**Figure content listings**
▬▬▬▬▬▬

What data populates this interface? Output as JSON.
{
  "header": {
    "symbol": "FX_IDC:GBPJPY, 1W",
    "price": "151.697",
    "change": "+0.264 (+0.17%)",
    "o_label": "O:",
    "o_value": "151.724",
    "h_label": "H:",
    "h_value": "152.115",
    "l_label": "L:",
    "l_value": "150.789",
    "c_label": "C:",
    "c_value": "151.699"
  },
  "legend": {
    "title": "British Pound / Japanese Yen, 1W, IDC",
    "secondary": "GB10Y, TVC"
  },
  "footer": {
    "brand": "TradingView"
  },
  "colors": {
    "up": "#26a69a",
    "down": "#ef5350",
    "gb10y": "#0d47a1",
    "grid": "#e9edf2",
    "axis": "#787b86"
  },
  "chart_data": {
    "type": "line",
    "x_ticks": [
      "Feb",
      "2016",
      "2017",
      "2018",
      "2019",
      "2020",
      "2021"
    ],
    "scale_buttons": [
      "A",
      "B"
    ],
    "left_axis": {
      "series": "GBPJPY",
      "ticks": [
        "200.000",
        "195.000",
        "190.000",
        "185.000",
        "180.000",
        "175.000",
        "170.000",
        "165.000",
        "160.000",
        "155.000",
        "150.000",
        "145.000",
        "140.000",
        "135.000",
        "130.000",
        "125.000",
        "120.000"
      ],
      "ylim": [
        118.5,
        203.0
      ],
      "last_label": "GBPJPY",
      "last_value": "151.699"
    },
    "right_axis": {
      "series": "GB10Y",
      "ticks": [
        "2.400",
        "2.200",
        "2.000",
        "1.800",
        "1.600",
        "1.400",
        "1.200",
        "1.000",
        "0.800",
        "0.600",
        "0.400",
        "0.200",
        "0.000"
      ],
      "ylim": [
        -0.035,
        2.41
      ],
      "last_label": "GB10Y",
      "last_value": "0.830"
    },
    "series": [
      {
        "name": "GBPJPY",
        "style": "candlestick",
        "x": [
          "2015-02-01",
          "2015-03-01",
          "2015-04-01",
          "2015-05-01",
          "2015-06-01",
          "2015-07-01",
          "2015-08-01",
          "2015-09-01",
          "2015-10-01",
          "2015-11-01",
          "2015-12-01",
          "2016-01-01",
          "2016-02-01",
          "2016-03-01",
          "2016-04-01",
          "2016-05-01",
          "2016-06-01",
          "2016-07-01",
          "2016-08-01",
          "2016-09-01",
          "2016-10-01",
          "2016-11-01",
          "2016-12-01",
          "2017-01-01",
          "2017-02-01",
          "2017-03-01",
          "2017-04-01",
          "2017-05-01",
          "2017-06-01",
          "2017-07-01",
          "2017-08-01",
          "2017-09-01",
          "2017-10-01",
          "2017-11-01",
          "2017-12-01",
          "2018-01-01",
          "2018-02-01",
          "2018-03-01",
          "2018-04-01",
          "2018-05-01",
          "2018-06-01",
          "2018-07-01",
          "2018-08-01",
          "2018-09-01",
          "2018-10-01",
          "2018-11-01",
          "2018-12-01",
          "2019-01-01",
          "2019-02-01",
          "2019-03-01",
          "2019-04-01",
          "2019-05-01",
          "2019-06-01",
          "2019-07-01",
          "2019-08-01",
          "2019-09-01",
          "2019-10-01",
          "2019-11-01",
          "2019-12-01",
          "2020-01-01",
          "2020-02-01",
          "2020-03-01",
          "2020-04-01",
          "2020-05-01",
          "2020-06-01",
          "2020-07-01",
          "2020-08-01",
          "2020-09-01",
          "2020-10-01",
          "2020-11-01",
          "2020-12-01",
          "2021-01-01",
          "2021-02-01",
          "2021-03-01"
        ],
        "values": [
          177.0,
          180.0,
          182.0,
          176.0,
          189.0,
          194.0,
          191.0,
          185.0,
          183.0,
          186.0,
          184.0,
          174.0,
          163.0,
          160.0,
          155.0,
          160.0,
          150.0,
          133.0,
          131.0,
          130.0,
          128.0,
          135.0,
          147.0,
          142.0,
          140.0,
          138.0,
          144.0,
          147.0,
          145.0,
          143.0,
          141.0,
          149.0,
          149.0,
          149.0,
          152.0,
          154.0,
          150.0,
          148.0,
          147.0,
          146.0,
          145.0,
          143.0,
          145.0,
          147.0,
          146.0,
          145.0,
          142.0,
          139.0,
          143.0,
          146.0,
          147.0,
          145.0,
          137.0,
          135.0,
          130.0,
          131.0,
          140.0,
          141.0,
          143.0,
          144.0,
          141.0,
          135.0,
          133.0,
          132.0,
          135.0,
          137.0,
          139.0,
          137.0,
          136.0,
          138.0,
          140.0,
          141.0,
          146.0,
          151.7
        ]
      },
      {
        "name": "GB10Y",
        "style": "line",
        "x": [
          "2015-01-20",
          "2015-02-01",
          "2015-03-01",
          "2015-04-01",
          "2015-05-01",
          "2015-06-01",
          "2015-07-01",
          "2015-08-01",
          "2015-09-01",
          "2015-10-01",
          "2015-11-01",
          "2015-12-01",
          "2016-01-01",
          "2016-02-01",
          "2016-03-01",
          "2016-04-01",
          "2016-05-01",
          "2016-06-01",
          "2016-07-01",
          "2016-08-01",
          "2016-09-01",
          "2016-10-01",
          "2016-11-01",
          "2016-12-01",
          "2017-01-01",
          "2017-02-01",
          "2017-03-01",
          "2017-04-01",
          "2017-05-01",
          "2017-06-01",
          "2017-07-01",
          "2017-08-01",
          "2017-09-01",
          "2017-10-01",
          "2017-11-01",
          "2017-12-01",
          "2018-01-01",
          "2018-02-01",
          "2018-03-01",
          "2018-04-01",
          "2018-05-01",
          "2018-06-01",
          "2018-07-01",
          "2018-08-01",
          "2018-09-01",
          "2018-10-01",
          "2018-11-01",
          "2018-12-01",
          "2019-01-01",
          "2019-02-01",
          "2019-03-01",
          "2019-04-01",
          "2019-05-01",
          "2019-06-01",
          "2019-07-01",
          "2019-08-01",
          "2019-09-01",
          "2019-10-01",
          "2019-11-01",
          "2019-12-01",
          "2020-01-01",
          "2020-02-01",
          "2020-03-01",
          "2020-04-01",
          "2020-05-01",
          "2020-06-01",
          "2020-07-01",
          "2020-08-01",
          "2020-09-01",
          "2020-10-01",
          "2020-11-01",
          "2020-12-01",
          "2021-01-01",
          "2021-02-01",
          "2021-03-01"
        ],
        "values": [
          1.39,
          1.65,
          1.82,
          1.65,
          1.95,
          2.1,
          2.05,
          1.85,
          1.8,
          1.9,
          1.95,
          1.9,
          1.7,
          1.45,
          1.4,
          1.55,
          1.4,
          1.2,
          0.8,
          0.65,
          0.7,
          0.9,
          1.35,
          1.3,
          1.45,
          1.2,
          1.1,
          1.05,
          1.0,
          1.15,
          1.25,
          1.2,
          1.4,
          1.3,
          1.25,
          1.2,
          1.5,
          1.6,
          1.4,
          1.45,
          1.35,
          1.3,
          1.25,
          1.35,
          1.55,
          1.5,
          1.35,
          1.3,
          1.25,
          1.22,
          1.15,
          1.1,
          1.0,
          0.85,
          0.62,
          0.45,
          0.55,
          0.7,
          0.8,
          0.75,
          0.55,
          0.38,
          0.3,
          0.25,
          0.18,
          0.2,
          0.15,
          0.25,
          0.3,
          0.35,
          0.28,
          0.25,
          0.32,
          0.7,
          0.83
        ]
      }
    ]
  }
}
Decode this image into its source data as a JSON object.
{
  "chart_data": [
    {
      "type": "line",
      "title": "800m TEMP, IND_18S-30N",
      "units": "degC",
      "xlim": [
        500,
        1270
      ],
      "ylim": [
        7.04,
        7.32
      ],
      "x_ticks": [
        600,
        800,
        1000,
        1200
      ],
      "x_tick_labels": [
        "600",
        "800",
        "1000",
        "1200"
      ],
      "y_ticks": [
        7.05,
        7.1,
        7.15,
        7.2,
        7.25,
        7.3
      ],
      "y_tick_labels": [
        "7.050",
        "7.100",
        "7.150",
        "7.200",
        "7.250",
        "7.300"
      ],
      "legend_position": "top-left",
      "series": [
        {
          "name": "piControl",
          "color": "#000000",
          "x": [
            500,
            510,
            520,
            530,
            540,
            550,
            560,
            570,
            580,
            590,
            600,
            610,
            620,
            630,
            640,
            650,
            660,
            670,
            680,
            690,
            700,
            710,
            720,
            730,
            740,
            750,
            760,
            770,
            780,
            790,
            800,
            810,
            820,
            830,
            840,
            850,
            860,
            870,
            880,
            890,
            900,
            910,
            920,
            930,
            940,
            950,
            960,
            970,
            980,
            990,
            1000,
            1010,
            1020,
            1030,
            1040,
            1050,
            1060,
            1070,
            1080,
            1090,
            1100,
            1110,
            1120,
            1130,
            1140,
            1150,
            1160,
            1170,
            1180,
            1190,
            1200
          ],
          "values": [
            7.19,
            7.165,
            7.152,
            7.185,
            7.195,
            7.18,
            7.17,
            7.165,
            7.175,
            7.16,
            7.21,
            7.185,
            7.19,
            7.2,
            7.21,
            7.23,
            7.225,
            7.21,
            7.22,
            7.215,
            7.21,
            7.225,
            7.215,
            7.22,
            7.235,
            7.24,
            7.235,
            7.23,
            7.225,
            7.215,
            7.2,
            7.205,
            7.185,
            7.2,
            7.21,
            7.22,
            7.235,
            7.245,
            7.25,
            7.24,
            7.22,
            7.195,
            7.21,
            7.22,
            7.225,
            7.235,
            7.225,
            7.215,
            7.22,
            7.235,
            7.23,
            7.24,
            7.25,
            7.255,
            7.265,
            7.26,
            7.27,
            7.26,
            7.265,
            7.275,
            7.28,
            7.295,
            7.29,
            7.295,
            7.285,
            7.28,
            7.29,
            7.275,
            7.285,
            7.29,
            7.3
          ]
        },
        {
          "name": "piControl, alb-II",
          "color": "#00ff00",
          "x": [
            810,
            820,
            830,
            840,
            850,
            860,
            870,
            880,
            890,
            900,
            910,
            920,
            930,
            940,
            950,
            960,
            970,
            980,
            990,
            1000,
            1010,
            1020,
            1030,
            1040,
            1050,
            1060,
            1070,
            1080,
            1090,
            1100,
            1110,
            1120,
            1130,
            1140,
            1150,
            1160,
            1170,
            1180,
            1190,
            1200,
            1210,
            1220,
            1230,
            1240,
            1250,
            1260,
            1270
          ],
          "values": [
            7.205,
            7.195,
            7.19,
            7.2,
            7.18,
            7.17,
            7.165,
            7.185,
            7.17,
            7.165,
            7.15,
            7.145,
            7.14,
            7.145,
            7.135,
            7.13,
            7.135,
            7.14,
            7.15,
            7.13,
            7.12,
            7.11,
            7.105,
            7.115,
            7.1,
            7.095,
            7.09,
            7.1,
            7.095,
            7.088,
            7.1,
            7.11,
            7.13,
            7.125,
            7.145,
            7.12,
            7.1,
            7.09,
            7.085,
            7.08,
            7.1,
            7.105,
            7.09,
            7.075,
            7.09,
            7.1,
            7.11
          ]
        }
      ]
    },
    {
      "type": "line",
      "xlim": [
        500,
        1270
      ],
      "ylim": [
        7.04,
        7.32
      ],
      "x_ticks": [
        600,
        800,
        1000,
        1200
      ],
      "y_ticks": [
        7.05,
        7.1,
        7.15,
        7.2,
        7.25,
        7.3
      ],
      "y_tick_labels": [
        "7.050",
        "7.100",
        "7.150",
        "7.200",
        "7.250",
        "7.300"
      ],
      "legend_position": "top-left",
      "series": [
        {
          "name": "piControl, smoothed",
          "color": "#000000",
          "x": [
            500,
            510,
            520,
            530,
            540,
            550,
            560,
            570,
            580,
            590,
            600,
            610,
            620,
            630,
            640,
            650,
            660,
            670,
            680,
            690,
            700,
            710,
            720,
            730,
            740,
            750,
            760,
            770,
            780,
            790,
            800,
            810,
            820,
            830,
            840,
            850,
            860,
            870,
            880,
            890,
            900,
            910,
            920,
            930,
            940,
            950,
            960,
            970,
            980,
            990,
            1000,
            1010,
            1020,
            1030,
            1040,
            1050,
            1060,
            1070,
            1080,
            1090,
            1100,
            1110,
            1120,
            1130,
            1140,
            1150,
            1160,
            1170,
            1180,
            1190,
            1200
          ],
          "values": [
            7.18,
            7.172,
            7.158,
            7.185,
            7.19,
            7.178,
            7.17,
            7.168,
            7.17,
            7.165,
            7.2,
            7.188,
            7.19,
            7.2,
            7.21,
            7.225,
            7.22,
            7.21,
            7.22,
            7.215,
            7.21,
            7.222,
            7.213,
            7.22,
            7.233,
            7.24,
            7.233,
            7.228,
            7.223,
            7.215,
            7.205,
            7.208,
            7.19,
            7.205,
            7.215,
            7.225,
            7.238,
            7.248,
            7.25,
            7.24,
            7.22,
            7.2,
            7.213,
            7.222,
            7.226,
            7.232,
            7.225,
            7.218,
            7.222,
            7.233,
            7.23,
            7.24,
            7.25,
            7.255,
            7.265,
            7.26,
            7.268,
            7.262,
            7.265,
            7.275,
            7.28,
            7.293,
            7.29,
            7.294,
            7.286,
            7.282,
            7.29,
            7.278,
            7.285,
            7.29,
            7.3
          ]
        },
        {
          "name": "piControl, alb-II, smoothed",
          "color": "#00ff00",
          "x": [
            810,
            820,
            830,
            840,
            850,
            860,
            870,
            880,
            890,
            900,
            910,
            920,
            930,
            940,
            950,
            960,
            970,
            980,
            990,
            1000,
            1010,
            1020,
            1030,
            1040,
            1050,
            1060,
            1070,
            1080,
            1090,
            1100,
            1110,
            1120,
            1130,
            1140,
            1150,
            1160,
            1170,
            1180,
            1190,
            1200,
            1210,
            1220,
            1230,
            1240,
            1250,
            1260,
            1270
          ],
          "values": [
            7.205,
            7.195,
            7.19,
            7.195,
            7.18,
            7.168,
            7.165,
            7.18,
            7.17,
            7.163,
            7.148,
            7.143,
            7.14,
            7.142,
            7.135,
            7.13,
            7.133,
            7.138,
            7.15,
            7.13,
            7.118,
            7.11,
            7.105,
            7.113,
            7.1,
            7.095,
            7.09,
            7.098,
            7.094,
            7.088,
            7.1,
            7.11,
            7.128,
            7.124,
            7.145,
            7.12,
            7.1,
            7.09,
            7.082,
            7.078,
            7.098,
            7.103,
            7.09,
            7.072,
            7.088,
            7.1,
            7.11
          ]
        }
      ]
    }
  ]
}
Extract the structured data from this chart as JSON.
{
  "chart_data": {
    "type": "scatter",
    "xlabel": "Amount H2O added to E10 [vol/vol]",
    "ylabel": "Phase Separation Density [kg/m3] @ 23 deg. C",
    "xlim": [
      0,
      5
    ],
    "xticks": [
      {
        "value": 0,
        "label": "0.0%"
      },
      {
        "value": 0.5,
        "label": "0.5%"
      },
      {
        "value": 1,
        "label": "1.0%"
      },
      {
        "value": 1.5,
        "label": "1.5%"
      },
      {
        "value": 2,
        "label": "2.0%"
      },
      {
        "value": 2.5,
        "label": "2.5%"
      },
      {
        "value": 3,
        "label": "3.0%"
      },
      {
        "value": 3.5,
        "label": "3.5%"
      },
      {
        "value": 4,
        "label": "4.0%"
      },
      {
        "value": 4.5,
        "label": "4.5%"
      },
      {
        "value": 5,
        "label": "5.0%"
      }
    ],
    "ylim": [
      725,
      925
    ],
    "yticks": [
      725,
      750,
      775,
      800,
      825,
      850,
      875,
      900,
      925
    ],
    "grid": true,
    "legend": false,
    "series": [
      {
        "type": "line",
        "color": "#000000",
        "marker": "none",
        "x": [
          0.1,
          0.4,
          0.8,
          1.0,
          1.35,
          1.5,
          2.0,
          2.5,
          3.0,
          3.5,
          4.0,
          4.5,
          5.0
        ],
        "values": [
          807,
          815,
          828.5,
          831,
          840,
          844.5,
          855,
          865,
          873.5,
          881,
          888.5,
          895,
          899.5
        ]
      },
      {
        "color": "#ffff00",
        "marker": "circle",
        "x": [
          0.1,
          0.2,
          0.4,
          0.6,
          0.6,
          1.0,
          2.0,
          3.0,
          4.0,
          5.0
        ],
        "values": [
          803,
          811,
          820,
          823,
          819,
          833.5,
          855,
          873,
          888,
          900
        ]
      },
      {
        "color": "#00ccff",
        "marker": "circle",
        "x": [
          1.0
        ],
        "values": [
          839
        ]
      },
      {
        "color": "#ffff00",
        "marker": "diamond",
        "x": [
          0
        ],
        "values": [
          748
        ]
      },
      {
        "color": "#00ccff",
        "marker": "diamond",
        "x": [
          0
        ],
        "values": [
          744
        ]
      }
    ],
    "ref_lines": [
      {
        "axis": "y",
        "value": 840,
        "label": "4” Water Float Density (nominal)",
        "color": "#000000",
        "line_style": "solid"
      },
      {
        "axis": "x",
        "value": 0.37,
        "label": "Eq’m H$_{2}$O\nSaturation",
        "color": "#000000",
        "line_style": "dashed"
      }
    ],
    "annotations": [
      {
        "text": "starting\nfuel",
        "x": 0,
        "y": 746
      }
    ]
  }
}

▬▬▬▬▬▬

**WORK REQUIRED**
Copy every line that contains the string "piControl".

**FINISHED ANSWER**
          "name": "piControl",
          "name": "piControl, alb-II",
          "name": "piControl, smoothed",
          "name": "piControl, alb-II, smoothed",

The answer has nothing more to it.